[Task input]:

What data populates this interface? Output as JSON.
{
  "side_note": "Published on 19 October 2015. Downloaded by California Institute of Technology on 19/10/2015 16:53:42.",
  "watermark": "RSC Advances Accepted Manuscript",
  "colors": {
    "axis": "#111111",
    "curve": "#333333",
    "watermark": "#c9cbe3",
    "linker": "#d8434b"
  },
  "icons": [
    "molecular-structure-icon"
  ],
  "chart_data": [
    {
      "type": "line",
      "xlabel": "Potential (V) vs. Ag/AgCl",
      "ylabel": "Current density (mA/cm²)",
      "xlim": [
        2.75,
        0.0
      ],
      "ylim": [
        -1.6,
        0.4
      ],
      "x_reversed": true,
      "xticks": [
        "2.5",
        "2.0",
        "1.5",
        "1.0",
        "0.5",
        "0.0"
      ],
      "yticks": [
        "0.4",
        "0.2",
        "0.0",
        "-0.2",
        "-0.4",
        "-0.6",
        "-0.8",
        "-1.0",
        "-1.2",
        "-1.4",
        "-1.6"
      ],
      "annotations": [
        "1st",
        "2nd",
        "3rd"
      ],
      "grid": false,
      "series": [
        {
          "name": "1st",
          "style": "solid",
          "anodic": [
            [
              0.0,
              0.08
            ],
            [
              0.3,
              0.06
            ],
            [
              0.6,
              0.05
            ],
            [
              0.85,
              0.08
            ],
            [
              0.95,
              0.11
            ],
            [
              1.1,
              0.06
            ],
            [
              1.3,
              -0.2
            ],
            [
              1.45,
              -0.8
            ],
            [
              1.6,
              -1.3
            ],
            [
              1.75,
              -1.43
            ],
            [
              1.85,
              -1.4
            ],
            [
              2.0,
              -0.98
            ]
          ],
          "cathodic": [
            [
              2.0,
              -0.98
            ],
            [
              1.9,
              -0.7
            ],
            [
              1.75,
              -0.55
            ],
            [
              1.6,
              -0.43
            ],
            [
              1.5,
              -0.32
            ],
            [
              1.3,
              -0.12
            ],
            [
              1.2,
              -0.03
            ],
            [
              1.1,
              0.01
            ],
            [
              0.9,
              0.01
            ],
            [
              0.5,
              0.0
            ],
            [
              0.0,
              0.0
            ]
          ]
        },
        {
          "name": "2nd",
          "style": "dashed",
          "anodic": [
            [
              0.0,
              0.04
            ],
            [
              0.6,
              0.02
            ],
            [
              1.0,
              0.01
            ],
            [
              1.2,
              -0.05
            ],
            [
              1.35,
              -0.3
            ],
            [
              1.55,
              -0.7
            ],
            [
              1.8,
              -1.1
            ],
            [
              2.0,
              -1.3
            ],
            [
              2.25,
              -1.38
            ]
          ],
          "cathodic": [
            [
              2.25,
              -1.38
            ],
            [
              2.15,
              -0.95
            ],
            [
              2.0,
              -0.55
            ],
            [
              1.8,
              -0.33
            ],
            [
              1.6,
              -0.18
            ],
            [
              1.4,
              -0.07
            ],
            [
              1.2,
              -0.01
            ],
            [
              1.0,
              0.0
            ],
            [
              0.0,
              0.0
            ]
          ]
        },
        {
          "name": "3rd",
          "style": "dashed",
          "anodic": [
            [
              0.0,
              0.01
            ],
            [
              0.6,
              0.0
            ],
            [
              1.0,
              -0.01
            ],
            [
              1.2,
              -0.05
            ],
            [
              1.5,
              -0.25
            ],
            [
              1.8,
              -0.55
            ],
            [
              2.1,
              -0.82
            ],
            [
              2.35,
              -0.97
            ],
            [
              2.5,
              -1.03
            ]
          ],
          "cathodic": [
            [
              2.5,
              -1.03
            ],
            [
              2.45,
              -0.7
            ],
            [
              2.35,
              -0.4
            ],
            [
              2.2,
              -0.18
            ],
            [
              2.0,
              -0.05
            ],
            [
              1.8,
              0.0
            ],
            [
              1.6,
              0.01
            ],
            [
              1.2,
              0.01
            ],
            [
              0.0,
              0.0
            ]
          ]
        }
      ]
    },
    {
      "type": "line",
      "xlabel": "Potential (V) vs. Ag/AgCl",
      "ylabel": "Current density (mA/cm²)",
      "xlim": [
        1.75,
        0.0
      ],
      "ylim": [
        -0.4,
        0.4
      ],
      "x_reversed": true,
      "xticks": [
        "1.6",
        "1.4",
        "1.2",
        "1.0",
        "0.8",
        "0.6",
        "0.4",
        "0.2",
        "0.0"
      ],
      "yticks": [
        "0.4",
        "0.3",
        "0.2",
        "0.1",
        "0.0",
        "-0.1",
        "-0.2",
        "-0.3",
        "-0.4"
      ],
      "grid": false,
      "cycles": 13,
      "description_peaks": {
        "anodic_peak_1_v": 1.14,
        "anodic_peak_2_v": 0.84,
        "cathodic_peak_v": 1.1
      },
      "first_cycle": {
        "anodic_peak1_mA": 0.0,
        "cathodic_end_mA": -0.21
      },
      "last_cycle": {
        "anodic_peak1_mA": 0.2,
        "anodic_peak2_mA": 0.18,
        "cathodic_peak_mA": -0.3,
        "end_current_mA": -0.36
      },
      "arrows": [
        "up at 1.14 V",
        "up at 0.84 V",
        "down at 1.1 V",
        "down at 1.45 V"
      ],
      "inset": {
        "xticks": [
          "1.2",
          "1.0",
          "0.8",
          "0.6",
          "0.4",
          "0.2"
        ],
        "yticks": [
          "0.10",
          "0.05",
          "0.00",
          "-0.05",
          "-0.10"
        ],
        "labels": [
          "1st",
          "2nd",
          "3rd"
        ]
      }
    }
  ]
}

[Required work]: Make an exact copy of every line in the data.

[Problem solution]:
What data populates this interface? Output as JSON.
{
  "side_note": "Published on 19 October 2015. Downloaded by California Institute of Technology on 19/10/2015 16:53:42.",
  "watermark": "RSC Advances Accepted Manuscript",
  "colors": {
    "axis": "#111111",
    "curve": "#333333",
    "watermark": "#c9cbe3",
    "linker": "#d8434b"
  },
  "icons": [
    "molecular-structure-icon"
  ],
  "chart_data": [
    {
      "type": "line",
      "xlabel": "Potential (V) vs. Ag/AgCl",
      "ylabel": "Current density (mA/cm²)",
      "xlim": [
        2.75,
        0.0
      ],
      "ylim": [
        -1.6,
        0.4
      ],
      "x_reversed": true,
      "xticks": [
        "2.5",
        "2.0",
        "1.5",
        "1.0",
        "0.5",
        "0.0"
      ],
      "yticks": [
        "0.4",
        "0.2",
        "0.0",
        "-0.2",
        "-0.4",
        "-0.6",
        "-0.8",
        "-1.0",
        "-1.2",
        "-1.4",
        "-1.6"
      ],
      "annotations": [
        "1st",
        "2nd",
        "3rd"
      ],
      "grid": false,
      "series": [
        {
          "name": "1st",
          "style": "solid",
          "anodic": [
            [
              0.0,
              0.08
            ],
            [
              0.3,
              0.06
            ],
            [
              0.6,
              0.05
            ],
            [
              0.85,
              0.08
            ],
            [
              0.95,
              0.11
            ],
            [
              1.1,
              0.06
            ],
            [
              1.3,
              -0.2
            ],
            [
              1.45,
              -0.8
            ],
            [
              1.6,
              -1.3
            ],
            [
              1.75,
              -1.43
            ],
            [
              1.85,
              -1.4
            ],
            [
              2.0,
              -0.98
            ]
          ],
          "cathodic": [
            [
              2.0,
              -0.98
            ],
            [
              1.9,
              -0.7
            ],
            [
              1.75,
              -0.55
            ],
            [
              1.6,
              -0.43
            ],
            [
              1.5,
              -0.32
            ],
            [
              1.3,
              -0.12
            ],
            [
              1.2,
              -0.03
            ],
            [
              1.1,
              0.01
            ],
            [
              0.9,
              0.01
            ],
            [
              0.5,
              0.0
            ],
            [
              0.0,
              0.0
            ]
          ]
        },
        {
          "name": "2nd",
          "style": "dashed",
          "anodic": [
            [
              0.0,
              0.04
            ],
            [
              0.6,
              0.02
            ],
            [
              1.0,
              0.01
            ],
            [
              1.2,
              -0.05
            ],
            [
              1.35,
              -0.3
            ],
            [
              1.55,
              -0.7
            ],
            [
              1.8,
              -1.1
            ],
            [
              2.0,
              -1.3
            ],
            [
              2.25,
              -1.38
            ]
          ],
          "cathodic": [
            [
              2.25,
              -1.38
            ],
            [
              2.15,
              -0.95
            ],
            [
              2.0,
              -0.55
            ],
            [
              1.8,
              -0.33
            ],
            [
              1.6,
              -0.18
            ],
            [
              1.4,
              -0.07
            ],
            [
              1.2,
              -0.01
            ],
            [
              1.0,
              0.0
            ],
            [
              0.0,
              0.0
            ]
          ]
        },
        {
          "name": "3rd",
          "style": "dashed",
          "anodic": [
            [
              0.0,
              0.01
            ],
            [
              0.6,
              0.0
            ],
            [
              1.0,
              -0.01
            ],
            [
              1.2,
              -0.05
            ],
            [
              1.5,
              -0.25
            ],
            [
              1.8,
              -0.55
            ],
            [
              2.1,
              -0.82
            ],
            [
              2.35,
              -0.97
            ],
            [
              2.5,
              -1.03
            ]
          ],
          "cathodic": [
            [
              2.5,
              -1.03
            ],
            [
              2.45,
              -0.7
            ],
            [
              2.35,
              -0.4
            ],
            [
              2.2,
              -0.18
            ],
            [
              2.0,
              -0.05
            ],
            [
              1.8,
              0.0
            ],
            [
              1.6,
              0.01
            ],
            [
              1.2,
              0.01
            ],
            [
              0.0,
              0.0
            ]
          ]
        }
      ]
    },
    {
      "type": "line",
      "xlabel": "Potential (V) vs. Ag/AgCl",
      "ylabel": "Current density (mA/cm²)",
      "xlim": [
        1.75,
        0.0
      ],
      "ylim": [
        -0.4,
        0.4
      ],
      "x_reversed": true,
      "xticks": [
        "1.6",
        "1.4",
        "1.2",
        "1.0",
        "0.8",
        "0.6",
        "0.4",
        "0.2",
        "0.0"
      ],
      "yticks": [
        "0.4",
        "0.3",
        "0.2",
        "0.1",
        "0.0",
        "-0.1",
        "-0.2",
        "-0.3",
        "-0.4"
      ],
      "grid": false,
      "cycles": 13,
      "description_peaks": {
        "anodic_peak_1_v": 1.14,
        "anodic_peak_2_v": 0.84,
        "cathodic_peak_v": 1.1
      },
      "first_cycle": {
        "anodic_peak1_mA": 0.0,
        "cathodic_end_mA": -0.21
      },
      "last_cycle": {
        "anodic_peak1_mA": 0.2,
        "anodic_peak2_mA": 0.18,
        "cathodic_peak_mA": -0.3,
        "end_current_mA": -0.36
      },
      "arrows": [
        "up at 1.14 V",
        "up at 0.84 V",
        "down at 1.1 V",
        "down at 1.45 V"
      ],
      "inset": {
        "xticks": [
          "1.2",
          "1.0",
          "0.8",
          "0.6",
          "0.4",
          "0.2"
        ],
        "yticks": [
          "0.10",
          "0.05",
          "0.00",
          "-0.05",
          "-0.10"
        ],
        "labels": [
          "1st",
          "2nd",
          "3rd"
        ]
      }
    }
  ]
}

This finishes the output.